[Data items]:
---+---
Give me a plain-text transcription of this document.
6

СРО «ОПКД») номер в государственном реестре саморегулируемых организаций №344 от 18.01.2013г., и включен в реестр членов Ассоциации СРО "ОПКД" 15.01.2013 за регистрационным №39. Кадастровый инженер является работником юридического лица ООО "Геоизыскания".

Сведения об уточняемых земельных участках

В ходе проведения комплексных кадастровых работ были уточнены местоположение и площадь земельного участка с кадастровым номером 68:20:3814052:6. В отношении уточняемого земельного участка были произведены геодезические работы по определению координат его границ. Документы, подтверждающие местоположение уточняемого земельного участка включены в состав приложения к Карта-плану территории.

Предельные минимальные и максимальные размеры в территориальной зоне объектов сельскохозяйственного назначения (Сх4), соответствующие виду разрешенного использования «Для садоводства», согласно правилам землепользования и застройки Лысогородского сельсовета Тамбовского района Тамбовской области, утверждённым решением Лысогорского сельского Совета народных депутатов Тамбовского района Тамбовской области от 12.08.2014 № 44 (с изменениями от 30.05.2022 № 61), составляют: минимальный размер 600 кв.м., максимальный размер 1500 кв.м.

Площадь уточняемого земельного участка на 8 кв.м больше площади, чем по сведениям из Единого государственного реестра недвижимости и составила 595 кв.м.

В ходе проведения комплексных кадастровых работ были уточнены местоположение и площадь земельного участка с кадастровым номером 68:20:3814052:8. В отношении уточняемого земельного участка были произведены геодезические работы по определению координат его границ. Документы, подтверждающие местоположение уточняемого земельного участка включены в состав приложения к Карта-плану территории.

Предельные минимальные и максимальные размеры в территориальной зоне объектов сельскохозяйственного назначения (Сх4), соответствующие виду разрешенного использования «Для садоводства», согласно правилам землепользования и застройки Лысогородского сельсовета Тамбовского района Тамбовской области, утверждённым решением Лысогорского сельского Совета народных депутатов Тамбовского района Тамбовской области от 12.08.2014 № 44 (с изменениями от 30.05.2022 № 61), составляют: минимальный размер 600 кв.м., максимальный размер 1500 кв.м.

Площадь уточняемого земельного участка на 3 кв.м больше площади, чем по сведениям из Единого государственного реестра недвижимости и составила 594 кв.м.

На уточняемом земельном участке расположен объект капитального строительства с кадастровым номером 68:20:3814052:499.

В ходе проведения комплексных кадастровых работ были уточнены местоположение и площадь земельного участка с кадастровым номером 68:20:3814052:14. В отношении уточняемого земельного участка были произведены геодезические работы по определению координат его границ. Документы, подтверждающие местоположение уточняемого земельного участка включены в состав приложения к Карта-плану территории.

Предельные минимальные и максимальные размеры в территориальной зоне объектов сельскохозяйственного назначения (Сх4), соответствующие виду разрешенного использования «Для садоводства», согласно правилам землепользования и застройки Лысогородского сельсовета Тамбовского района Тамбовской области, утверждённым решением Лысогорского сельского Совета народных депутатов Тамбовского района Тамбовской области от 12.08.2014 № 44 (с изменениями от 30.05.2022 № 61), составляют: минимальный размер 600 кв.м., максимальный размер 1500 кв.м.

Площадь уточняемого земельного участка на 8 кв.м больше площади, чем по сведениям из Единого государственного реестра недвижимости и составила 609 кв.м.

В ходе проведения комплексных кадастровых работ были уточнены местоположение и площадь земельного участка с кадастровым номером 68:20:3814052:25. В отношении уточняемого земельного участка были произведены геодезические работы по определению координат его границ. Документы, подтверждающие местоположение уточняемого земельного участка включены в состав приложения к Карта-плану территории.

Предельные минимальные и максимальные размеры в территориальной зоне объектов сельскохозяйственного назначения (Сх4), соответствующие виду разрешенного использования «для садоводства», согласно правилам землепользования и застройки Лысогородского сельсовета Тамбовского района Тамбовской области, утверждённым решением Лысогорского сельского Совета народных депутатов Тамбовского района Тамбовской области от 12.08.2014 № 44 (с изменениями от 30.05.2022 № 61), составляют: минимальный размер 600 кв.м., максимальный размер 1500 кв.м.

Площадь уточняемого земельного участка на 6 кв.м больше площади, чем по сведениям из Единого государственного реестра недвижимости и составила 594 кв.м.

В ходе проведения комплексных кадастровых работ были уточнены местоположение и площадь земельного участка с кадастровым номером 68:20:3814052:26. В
---+---
[Exercise task]: Transcribe every line of the data, exactly as it stands.

[Response]:
Give me a plain-text transcription of this document.
6

СРО «ОПКД») номер в государственном реестре саморегулируемых организаций №344 от 18.01.2013г., и включен в реестр членов Ассоциации СРО "ОПКД" 15.01.2013 за регистрационным №39. Кадастровый инженер является работником юридического лица ООО "Геоизыскания".

Сведения об уточняемых земельных участках

В ходе проведения комплексных кадастровых работ были уточнены местоположение и площадь земельного участка с кадастровым номером 68:20:3814052:6. В отношении уточняемого земельного участка были произведены геодезические работы по определению координат его границ. Документы, подтверждающие местоположение уточняемого земельного участка включены в состав приложения к Карта-плану территории.

Предельные минимальные и максимальные размеры в территориальной зоне объектов сельскохозяйственного назначения (Сх4), соответствующие виду разрешенного использования «Для садоводства», согласно правилам землепользования и застройки Лысогородского сельсовета Тамбовского района Тамбовской области, утверждённым решением Лысогорского сельского Совета народных депутатов Тамбовского района Тамбовской области от 12.08.2014 № 44 (с изменениями от 30.05.2022 № 61), составляют: минимальный размер 600 кв.м., максимальный размер 1500 кв.м.

Площадь уточняемого земельного участка на 8 кв.м больше площади, чем по сведениям из Единого государственного реестра недвижимости и составила 595 кв.м.

В ходе проведения комплексных кадастровых работ были уточнены местоположение и площадь земельного участка с кадастровым номером 68:20:3814052:8. В отношении уточняемого земельного участка были произведены геодезические работы по определению координат его границ. Документы, подтверждающие местоположение уточняемого земельного участка включены в состав приложения к Карта-плану территории.

Предельные минимальные и максимальные размеры в территориальной зоне объектов сельскохозяйственного назначения (Сх4), соответствующие виду разрешенного использования «Для садоводства», согласно правилам землепользования и застройки Лысогородского сельсовета Тамбовского района Тамбовской области, утверждённым решением Лысогорского сельского Совета народных депутатов Тамбовского района Тамбовской области от 12.08.2014 № 44 (с изменениями от 30.05.2022 № 61), составляют: минимальный размер 600 кв.м., максимальный размер 1500 кв.м.

Площадь уточняемого земельного участка на 3 кв.м больше площади, чем по сведениям из Единого государственного реестра недвижимости и составила 594 кв.м.

На уточняемом земельном участке расположен объект капитального строительства с кадастровым номером 68:20:3814052:499.

В ходе проведения комплексных кадастровых работ были уточнены местоположение и площадь земельного участка с кадастровым номером 68:20:3814052:14. В отношении уточняемого земельного участка были произведены геодезические работы по определению координат его границ. Документы, подтверждающие местоположение уточняемого земельного участка включены в состав приложения к Карта-плану территории.

Предельные минимальные и максимальные размеры в территориальной зоне объектов сельскохозяйственного назначения (Сх4), соответствующие виду разрешенного использования «Для садоводства», согласно правилам землепользования и застройки Лысогородского сельсовета Тамбовского района Тамбовской области, утверждённым решением Лысогорского сельского Совета народных депутатов Тамбовского района Тамбовской области от 12.08.2014 № 44 (с изменениями от 30.05.2022 № 61), составляют: минимальный размер 600 кв.м., максимальный размер 1500 кв.м.

Площадь уточняемого земельного участка на 8 кв.м больше площади, чем по сведениям из Единого государственного реестра недвижимости и составила 609 кв.м.

В ходе проведения комплексных кадастровых работ были уточнены местоположение и площадь земельного участка с кадастровым номером 68:20:3814052:25. В отношении уточняемого земельного участка были произведены геодезические работы по определению координат его границ. Документы, подтверждающие местоположение уточняемого земельного участка включены в состав приложения к Карта-плану территории.

Предельные минимальные и максимальные размеры в территориальной зоне объектов сельскохозяйственного назначения (Сх4), соответствующие виду разрешенного использования «для садоводства», согласно правилам землепользования и застройки Лысогородского сельсовета Тамбовского района Тамбовской области, утверждённым решением Лысогорского сельского Совета народных депутатов Тамбовского района Тамбовской области от 12.08.2014 № 44 (с изменениями от 30.05.2022 № 61), составляют: минимальный размер 600 кв.м., максимальный размер 1500 кв.м.

Площадь уточняемого земельного участка на 6 кв.м больше площади, чем по сведениям из Единого государственного реестра недвижимости и составила 594 кв.м.

В ходе проведения комплексных кадастровых работ были уточнены местоположение и площадь земельного участка с кадастровым номером 68:20:3814052:26. В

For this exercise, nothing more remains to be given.